** start Records to use **

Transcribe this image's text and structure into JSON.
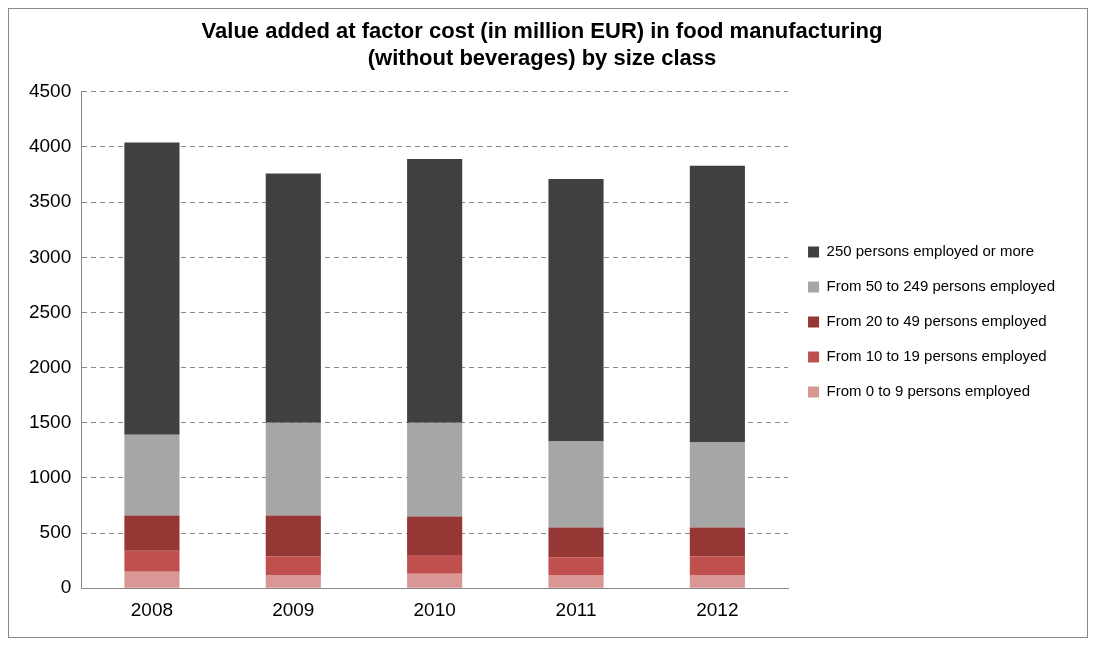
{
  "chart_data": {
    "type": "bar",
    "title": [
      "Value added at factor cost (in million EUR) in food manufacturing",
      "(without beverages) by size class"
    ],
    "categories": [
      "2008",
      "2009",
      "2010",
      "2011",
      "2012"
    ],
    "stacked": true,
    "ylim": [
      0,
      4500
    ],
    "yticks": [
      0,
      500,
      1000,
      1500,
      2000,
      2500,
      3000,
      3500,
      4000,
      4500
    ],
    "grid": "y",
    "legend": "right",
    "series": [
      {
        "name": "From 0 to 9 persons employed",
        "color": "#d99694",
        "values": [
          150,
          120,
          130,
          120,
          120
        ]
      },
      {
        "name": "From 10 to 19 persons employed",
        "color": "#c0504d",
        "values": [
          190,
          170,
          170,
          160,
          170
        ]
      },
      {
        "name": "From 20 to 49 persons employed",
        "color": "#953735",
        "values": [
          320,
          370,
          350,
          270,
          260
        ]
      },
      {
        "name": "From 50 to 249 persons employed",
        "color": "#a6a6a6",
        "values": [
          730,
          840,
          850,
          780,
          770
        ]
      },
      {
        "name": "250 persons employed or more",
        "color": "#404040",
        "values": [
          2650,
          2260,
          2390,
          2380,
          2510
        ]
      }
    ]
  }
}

** end Records to use **
** start Records to use **

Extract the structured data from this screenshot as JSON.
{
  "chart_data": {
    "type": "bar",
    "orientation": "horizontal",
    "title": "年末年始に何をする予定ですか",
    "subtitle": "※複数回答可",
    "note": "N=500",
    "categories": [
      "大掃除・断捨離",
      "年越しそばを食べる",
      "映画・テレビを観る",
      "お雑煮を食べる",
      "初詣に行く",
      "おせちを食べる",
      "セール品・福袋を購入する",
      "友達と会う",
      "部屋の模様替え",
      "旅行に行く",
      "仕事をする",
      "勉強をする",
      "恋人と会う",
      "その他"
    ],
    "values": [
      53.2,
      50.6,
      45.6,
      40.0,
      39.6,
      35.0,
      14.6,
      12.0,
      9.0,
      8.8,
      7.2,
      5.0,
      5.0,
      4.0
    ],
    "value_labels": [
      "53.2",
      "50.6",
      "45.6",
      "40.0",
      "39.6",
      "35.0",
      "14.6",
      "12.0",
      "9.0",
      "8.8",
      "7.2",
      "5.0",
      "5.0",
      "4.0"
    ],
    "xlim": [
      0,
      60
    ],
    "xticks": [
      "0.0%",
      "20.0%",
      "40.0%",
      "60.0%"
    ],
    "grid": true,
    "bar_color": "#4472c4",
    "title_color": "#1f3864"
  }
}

** end Records to use **
** start Records to use **

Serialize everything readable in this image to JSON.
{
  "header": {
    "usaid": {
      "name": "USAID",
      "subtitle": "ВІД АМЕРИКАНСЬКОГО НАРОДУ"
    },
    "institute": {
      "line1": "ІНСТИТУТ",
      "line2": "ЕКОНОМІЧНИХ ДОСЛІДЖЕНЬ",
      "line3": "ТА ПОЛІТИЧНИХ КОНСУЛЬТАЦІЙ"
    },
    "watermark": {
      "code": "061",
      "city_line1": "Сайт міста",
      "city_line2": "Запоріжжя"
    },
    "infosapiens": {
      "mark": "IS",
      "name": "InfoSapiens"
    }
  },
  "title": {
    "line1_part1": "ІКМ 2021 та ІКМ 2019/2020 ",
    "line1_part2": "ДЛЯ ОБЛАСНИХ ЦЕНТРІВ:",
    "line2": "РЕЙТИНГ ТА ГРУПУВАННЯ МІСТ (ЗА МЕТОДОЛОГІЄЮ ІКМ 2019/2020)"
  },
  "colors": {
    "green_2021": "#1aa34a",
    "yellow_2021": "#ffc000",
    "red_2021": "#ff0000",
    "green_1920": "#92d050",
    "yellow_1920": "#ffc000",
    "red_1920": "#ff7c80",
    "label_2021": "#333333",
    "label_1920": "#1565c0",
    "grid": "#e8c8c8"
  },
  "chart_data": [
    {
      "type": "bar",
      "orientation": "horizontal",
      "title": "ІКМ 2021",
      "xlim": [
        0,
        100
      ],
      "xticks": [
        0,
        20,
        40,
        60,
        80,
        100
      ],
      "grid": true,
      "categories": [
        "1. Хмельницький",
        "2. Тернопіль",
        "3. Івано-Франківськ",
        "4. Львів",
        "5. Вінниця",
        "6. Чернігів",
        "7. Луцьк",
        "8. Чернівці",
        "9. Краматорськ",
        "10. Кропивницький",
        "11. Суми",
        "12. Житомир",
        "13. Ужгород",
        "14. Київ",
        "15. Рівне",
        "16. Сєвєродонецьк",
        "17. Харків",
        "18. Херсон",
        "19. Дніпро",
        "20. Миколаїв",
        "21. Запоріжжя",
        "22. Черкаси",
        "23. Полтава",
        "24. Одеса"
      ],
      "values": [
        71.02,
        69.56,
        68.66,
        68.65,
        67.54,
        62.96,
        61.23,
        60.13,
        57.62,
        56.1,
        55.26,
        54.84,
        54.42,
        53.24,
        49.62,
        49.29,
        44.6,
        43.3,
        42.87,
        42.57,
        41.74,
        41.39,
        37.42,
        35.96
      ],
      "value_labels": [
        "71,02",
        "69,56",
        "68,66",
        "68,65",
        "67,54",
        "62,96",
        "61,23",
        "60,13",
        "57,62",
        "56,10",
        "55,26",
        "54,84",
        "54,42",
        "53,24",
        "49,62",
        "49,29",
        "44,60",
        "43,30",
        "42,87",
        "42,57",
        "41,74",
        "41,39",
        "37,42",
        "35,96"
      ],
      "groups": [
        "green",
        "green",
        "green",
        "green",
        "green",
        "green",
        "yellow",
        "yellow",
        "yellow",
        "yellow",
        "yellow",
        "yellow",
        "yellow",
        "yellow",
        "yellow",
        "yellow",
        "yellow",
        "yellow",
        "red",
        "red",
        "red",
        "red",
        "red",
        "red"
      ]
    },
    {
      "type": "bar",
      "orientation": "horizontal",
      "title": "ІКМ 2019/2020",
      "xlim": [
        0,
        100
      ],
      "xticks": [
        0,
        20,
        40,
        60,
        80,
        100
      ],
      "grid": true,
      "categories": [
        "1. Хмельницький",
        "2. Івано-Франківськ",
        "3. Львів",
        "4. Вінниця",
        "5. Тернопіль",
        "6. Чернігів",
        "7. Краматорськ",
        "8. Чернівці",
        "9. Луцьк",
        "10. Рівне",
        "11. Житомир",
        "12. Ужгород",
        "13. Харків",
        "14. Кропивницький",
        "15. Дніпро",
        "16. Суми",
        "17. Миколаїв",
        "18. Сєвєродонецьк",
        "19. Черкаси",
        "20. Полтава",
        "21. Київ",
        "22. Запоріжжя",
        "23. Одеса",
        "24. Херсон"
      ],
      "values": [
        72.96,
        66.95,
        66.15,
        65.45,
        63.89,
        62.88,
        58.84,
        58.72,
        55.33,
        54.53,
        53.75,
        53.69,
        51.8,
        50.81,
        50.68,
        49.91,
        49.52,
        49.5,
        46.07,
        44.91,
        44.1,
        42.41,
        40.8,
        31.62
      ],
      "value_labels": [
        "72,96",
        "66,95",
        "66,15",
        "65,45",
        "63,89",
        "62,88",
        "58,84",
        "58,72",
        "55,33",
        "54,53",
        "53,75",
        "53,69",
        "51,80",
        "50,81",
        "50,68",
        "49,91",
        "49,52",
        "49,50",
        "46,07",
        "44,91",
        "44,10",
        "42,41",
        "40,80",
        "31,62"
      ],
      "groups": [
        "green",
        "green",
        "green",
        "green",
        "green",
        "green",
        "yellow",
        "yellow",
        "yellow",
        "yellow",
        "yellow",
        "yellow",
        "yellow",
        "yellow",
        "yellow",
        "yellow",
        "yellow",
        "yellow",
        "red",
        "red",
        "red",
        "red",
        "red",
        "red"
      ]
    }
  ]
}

** end Records to use **

Request:
Answer only with how many lines in the records include "name".

Exercise solution:
7